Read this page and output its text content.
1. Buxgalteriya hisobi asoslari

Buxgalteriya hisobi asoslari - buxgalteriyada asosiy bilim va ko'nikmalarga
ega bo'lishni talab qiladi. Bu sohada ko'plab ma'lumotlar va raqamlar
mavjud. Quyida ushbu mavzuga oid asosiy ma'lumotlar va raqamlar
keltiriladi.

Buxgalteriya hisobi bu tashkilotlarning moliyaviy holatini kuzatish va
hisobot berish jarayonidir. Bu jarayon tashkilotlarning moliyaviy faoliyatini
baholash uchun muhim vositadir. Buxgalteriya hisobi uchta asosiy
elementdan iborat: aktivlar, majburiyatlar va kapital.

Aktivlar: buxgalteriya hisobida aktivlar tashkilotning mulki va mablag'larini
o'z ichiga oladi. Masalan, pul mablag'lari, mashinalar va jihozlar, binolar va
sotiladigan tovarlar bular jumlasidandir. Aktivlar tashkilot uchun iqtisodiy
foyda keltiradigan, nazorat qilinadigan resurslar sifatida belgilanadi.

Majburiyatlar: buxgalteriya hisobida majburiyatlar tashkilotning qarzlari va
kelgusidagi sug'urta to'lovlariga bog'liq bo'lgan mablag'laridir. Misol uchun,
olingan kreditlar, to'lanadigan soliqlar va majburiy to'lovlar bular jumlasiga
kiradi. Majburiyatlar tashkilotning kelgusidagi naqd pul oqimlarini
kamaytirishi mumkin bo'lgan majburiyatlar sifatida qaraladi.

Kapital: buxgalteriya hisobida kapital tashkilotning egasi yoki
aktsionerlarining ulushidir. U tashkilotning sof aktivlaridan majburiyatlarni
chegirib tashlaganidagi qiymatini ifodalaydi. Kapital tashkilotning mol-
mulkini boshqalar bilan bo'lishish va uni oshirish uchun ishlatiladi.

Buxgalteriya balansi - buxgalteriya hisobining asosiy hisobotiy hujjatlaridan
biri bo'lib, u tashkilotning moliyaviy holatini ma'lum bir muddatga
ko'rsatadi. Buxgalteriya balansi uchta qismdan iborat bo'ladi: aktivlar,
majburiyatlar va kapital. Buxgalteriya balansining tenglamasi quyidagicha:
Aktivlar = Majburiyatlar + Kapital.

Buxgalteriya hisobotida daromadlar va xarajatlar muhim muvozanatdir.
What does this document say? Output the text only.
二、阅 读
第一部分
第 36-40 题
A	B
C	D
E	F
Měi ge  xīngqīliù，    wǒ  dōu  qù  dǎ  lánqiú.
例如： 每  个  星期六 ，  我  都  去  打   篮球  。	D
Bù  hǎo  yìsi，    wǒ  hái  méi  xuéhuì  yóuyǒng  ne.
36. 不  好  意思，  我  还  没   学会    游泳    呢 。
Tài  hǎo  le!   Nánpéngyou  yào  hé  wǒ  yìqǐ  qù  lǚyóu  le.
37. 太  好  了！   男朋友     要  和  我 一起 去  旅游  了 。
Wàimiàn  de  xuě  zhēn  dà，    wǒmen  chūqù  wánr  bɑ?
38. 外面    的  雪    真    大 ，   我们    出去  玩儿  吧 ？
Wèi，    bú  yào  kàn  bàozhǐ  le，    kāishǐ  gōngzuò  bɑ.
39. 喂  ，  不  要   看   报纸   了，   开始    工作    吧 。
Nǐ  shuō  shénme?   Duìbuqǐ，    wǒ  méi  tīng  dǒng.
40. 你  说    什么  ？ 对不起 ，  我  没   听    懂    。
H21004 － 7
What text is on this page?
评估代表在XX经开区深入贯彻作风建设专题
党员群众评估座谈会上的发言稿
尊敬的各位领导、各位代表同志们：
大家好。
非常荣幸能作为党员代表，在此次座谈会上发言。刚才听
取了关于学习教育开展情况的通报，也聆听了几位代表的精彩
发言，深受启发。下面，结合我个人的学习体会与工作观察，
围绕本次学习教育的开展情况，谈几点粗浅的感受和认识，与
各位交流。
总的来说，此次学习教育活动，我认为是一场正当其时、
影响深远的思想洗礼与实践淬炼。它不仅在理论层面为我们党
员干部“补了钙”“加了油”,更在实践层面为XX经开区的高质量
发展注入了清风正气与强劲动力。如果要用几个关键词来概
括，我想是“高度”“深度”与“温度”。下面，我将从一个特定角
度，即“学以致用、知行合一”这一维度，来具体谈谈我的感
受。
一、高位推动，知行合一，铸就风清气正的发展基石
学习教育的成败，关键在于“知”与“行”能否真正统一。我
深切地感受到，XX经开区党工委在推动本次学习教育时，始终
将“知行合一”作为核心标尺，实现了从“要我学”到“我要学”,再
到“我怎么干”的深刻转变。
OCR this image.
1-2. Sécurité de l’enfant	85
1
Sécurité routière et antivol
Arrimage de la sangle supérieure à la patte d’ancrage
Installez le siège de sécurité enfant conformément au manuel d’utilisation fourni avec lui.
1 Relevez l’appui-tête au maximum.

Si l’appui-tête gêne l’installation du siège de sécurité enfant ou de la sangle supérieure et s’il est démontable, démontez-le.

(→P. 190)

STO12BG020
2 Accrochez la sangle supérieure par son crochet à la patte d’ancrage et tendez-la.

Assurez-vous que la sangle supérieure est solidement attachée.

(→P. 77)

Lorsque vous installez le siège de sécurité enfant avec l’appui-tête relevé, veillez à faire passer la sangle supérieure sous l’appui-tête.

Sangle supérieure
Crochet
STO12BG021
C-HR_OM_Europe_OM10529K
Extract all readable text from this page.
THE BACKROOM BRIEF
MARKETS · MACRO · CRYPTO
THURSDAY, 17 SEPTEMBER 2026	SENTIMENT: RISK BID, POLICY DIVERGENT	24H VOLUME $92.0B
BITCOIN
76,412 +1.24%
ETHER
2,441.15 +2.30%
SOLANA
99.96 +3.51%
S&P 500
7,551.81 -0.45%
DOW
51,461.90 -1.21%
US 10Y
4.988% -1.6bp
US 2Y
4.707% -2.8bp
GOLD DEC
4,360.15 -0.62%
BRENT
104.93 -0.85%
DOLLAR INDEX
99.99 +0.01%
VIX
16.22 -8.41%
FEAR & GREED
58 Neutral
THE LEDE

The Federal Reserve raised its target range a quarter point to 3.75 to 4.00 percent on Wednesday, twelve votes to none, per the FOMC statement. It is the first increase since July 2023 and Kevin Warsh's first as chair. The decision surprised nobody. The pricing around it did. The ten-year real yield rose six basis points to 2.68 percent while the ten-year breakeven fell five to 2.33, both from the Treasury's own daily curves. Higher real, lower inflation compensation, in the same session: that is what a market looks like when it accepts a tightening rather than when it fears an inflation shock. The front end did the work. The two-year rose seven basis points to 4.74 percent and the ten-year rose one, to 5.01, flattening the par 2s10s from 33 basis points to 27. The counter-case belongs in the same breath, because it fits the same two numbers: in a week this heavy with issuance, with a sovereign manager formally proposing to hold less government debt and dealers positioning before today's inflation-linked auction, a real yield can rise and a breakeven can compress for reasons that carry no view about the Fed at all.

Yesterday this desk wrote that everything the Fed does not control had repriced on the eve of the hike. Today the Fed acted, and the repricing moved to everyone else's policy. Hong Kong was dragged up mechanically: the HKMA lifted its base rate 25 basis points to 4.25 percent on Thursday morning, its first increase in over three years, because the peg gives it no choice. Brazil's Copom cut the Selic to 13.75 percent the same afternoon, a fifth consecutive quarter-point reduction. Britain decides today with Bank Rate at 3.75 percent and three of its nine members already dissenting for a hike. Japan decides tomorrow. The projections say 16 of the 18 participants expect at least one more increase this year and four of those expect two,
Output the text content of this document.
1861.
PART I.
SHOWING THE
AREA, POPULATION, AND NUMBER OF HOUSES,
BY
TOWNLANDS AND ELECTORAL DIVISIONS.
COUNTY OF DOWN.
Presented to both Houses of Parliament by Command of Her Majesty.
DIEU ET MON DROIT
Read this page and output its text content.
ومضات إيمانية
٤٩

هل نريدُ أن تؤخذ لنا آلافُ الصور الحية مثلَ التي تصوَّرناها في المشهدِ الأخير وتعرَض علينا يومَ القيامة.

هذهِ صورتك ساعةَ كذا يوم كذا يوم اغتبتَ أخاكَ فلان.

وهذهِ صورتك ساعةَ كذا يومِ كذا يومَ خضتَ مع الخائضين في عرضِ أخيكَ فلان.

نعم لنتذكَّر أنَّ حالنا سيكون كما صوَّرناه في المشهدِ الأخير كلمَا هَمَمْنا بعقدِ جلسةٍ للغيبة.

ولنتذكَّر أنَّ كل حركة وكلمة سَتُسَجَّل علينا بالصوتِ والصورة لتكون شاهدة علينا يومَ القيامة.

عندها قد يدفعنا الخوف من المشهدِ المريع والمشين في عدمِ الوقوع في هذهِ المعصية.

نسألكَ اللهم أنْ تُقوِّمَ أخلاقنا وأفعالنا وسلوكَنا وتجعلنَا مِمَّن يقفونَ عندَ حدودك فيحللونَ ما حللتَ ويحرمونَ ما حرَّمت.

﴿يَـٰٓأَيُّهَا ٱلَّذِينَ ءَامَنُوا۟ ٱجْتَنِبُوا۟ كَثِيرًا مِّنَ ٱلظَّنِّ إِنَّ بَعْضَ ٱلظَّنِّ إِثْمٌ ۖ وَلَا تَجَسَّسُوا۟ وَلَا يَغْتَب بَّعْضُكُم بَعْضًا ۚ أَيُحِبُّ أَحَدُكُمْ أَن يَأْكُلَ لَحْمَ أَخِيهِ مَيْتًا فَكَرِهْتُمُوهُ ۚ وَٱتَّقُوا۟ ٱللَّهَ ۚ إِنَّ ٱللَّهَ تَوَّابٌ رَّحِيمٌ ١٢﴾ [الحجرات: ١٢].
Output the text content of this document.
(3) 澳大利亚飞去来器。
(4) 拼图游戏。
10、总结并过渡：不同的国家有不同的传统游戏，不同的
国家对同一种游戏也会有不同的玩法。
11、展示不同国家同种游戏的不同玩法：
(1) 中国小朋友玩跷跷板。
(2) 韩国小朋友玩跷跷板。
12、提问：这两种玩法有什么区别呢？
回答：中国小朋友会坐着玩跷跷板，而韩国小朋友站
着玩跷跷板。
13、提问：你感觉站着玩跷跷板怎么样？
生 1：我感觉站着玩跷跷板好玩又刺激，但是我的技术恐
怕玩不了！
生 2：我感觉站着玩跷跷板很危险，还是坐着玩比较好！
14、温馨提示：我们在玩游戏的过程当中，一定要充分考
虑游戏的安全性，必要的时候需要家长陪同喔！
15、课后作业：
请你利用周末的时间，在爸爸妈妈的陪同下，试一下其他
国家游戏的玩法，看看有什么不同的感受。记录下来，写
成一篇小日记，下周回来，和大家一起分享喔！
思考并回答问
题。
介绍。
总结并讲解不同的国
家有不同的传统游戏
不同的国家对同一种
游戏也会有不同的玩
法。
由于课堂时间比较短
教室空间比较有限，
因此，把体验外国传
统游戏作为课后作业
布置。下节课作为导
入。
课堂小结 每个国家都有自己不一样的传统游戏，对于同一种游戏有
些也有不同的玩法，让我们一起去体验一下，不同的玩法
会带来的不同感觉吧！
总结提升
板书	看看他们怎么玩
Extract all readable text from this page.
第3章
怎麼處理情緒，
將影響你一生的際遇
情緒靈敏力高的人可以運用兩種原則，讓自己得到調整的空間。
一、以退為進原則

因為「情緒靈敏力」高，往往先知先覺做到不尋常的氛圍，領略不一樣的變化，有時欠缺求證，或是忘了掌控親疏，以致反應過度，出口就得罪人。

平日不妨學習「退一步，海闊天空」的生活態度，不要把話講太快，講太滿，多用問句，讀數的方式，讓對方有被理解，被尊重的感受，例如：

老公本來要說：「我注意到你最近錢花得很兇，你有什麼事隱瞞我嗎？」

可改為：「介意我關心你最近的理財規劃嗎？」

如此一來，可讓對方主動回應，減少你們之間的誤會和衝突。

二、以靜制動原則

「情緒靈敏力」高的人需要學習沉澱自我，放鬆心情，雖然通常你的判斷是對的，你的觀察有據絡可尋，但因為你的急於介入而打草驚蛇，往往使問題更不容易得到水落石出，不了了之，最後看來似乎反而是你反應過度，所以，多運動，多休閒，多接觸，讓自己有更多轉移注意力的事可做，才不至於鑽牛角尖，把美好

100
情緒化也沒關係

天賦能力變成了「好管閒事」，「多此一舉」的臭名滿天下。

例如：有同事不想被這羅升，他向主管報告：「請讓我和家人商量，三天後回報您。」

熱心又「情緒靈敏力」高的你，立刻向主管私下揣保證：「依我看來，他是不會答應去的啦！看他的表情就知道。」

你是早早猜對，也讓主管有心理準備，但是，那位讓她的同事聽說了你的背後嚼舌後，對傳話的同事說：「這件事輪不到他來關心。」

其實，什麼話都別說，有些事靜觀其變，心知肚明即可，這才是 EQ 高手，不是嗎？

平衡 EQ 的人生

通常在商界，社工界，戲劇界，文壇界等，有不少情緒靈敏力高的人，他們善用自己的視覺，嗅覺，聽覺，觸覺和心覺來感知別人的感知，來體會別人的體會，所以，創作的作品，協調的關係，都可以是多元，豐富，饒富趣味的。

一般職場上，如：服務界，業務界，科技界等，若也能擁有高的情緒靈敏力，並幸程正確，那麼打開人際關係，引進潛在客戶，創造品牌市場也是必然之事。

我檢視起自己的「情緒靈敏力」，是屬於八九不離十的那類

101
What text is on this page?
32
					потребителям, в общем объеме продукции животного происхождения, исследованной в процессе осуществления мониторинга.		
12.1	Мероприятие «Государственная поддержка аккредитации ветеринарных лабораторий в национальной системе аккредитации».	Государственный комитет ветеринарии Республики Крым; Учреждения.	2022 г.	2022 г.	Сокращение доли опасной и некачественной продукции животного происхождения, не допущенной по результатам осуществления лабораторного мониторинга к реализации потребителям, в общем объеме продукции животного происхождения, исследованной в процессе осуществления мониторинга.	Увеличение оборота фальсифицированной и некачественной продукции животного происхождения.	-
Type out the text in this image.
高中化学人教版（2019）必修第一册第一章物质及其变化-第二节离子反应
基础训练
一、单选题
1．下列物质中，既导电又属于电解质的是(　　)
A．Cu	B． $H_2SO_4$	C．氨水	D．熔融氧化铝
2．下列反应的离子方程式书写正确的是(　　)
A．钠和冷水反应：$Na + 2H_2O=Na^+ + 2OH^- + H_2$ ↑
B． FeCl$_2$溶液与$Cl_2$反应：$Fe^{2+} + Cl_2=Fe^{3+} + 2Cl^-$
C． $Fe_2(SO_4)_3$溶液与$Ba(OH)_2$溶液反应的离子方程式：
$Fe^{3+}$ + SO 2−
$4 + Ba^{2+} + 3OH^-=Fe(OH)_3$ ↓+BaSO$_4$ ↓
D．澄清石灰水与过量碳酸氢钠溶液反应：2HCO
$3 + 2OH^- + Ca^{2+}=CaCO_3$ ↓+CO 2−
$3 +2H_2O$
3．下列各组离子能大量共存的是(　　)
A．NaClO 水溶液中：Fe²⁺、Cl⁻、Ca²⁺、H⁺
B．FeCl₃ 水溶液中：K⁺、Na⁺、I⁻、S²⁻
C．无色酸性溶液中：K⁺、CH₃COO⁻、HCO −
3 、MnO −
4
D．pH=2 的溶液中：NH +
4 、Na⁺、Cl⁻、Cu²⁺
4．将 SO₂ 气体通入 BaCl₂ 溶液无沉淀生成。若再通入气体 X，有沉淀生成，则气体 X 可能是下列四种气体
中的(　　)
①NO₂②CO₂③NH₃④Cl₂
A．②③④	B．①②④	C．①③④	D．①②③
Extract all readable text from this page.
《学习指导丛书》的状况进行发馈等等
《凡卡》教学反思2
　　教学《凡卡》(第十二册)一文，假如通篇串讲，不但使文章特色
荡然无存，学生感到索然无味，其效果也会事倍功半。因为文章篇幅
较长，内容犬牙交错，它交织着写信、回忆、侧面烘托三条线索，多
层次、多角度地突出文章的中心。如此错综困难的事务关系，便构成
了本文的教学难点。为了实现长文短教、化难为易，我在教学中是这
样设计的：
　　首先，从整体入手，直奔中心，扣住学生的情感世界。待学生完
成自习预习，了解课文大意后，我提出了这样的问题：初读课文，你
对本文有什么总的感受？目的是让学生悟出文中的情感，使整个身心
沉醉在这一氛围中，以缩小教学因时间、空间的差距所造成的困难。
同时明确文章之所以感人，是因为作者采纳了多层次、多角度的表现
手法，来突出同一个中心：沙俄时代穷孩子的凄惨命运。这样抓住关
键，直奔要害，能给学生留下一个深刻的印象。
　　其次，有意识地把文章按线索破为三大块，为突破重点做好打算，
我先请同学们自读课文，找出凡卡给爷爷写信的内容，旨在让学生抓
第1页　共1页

◆ Task brief
Check each line above for "does" and return the ones that have it.

◆ Correct output
What does this document say? Output the text only.
Yesterday this desk wrote that everything the Fed does not control had repriced on the eve of the hike. Today the Fed acted, and the repricing moved to everyone else's policy. Hong Kong was dragged up mechanically: the HKMA lifted its base rate 25 basis points to 4.25 percent on Thursday morning, its first increase in over three years, because the peg gives it no choice. Brazil's Copom cut the Selic to 13.75 percent the same afternoon, a fifth consecutive quarter-point reduction. Britain decides today with Bank Rate at 3.75 percent and three of its nine members already dissenting for a hike. Japan decides tomorrow. The projections say 16 of the 18 participants expect at least one more increase this year and four of those expect two,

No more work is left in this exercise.